SHORT PROBLEM: Can you update the records from their first line through the line that contains "Text: 760: 760 bbox=[228, 639, 262, 657]", replacing "Patent Application Publication" with "Patent Publication", leaving everything else as it is, and returning only those lines?

========

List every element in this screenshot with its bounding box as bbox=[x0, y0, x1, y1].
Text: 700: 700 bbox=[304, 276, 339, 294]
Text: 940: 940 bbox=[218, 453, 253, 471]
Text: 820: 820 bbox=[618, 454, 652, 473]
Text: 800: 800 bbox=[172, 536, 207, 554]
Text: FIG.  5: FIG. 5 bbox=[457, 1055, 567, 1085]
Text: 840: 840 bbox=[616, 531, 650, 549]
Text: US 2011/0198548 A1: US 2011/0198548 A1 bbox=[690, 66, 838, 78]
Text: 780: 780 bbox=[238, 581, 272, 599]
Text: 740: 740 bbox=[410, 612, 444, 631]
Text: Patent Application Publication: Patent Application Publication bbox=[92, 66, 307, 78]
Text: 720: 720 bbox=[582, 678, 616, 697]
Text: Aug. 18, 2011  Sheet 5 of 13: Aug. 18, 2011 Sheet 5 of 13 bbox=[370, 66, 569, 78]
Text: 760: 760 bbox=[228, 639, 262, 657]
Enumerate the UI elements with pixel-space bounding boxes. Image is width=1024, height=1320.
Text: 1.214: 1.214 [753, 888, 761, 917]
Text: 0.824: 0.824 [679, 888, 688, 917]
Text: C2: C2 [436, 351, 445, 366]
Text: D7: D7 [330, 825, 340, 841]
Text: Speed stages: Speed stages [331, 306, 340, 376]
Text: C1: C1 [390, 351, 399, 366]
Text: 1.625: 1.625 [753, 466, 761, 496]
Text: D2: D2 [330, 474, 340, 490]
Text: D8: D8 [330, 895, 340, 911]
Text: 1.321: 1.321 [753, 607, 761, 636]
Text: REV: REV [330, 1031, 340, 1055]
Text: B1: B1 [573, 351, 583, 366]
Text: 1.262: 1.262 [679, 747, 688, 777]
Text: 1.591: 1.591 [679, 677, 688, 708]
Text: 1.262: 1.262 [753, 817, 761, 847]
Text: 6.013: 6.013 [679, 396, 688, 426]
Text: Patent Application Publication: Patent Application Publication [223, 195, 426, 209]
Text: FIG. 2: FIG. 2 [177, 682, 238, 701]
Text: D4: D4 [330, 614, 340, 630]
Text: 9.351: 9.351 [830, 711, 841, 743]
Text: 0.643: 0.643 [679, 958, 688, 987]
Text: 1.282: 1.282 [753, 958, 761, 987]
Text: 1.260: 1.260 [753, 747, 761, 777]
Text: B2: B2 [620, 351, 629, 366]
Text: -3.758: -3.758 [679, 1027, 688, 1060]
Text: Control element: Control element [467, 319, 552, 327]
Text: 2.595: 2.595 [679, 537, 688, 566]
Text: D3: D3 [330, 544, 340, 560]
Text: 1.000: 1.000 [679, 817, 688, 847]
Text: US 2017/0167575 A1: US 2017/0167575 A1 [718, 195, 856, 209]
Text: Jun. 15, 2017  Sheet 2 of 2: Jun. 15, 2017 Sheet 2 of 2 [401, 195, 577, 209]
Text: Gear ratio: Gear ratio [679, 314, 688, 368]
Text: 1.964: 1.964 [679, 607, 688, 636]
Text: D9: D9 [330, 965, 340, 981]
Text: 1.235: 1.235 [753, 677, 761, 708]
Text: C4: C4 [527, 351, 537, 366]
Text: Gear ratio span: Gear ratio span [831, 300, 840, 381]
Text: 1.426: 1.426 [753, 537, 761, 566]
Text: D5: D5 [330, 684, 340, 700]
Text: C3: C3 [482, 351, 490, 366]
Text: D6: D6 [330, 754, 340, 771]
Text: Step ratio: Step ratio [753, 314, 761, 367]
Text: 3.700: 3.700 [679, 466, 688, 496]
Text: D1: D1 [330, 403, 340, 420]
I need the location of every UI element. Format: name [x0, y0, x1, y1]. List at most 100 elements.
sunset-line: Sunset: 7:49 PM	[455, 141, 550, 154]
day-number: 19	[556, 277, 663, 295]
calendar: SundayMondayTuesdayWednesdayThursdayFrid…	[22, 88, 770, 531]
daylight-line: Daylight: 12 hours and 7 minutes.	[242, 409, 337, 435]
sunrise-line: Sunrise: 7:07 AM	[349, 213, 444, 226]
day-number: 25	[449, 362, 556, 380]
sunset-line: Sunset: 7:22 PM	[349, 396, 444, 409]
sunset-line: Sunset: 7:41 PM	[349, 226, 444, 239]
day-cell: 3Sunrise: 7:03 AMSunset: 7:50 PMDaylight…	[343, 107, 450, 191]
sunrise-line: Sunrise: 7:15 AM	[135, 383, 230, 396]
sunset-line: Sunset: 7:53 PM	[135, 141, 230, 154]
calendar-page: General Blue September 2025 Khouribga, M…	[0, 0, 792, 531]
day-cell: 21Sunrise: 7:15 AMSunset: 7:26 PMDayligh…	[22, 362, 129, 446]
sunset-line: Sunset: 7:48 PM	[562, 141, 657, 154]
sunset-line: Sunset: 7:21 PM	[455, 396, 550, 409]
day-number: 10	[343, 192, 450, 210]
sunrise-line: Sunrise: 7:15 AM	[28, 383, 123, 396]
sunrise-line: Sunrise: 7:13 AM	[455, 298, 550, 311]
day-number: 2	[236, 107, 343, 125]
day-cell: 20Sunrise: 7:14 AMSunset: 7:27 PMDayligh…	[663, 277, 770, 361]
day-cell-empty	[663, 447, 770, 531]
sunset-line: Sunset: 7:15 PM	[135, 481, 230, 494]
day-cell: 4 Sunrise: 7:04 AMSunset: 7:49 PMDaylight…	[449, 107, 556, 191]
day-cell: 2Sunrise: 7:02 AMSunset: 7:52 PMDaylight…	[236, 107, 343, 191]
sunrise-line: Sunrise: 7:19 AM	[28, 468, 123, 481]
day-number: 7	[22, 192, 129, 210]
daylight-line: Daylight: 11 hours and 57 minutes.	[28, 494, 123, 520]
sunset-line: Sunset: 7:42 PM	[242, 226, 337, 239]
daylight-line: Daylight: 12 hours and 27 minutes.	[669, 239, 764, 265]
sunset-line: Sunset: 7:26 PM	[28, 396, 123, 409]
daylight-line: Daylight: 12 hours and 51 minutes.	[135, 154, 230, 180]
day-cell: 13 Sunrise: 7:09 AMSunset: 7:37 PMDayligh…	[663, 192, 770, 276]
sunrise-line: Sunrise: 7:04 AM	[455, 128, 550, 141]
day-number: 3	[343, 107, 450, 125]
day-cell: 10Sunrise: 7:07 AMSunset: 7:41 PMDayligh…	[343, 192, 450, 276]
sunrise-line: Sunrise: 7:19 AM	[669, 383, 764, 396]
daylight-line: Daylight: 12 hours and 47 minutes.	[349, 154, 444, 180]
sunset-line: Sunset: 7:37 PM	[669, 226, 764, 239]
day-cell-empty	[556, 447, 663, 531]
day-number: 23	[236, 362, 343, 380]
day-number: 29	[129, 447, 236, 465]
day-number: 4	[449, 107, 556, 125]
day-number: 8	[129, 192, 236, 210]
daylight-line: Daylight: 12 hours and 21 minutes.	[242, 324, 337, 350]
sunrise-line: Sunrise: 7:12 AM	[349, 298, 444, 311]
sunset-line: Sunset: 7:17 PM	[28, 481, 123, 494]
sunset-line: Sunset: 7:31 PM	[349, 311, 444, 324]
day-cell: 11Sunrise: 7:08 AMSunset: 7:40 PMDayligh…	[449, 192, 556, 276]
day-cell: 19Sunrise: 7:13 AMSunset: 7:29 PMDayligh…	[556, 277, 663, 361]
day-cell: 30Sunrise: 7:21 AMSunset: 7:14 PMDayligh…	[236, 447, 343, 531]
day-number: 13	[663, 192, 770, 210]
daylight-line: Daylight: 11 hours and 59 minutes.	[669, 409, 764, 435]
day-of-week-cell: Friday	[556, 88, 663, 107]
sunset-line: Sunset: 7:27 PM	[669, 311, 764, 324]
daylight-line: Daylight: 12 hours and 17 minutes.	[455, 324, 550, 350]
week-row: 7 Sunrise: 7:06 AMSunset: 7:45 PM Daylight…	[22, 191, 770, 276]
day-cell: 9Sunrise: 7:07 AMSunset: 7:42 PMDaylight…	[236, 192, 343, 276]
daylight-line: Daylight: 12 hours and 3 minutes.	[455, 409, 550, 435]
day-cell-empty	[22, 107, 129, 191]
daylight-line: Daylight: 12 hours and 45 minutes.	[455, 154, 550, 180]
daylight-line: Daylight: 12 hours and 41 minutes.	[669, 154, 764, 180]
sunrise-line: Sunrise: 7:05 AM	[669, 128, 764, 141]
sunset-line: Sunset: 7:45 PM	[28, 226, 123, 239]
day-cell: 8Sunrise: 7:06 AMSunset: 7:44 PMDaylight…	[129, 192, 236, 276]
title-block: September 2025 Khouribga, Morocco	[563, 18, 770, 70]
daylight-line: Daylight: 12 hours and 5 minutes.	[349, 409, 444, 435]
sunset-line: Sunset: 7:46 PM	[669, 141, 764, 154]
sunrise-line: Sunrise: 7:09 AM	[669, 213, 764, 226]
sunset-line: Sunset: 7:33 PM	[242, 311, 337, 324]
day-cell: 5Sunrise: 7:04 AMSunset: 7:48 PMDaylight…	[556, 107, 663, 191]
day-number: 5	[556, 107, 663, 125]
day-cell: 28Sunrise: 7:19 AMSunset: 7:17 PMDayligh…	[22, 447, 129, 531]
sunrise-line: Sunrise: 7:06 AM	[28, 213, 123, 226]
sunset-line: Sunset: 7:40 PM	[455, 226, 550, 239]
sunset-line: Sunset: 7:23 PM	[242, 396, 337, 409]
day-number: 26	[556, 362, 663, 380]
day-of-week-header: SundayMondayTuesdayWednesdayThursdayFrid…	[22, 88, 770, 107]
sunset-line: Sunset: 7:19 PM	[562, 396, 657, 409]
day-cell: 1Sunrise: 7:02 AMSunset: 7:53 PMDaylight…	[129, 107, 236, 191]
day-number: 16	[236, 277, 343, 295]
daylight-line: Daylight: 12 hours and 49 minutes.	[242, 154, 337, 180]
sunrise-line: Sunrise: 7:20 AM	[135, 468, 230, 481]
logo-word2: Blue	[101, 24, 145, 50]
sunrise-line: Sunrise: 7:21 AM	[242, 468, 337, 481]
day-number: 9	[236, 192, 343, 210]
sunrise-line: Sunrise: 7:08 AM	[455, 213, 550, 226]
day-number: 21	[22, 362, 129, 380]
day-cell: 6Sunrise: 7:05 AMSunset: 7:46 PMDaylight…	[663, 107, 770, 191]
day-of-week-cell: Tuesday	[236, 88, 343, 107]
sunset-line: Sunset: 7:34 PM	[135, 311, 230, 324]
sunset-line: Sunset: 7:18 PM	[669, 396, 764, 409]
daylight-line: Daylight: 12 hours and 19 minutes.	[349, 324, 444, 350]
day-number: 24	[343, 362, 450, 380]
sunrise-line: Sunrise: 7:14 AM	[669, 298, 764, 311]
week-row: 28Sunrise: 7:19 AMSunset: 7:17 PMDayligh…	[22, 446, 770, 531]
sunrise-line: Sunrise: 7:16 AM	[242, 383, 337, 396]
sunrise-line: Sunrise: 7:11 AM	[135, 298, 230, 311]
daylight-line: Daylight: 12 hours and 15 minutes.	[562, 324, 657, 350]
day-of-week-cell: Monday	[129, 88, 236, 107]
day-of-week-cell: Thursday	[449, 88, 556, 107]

========

ANSWER TO THE EXERCISE:
List every element in this screenshot with its bounding box as bbox=[x0, y0, x1, y1].
Text: 700: 700 bbox=[304, 276, 339, 294]
Text: 940: 940 bbox=[218, 453, 253, 471]
Text: 820: 820 bbox=[618, 454, 652, 473]
Text: 800: 800 bbox=[172, 536, 207, 554]
Text: FIG.  5: FIG. 5 bbox=[457, 1055, 567, 1085]
Text: 840: 840 bbox=[616, 531, 650, 549]
Text: US 2011/0198548 A1: US 2011/0198548 A1 bbox=[690, 66, 838, 78]
Text: 780: 780 bbox=[238, 581, 272, 599]
Text: 740: 740 bbox=[410, 612, 444, 631]
Text: Patent Publication: Patent Publication bbox=[92, 66, 307, 78]
Text: 720: 720 bbox=[582, 678, 616, 697]
Text: Aug. 18, 2011  Sheet 5 of 13: Aug. 18, 2011 Sheet 5 of 13 bbox=[370, 66, 569, 78]
Text: 760: 760 bbox=[228, 639, 262, 657]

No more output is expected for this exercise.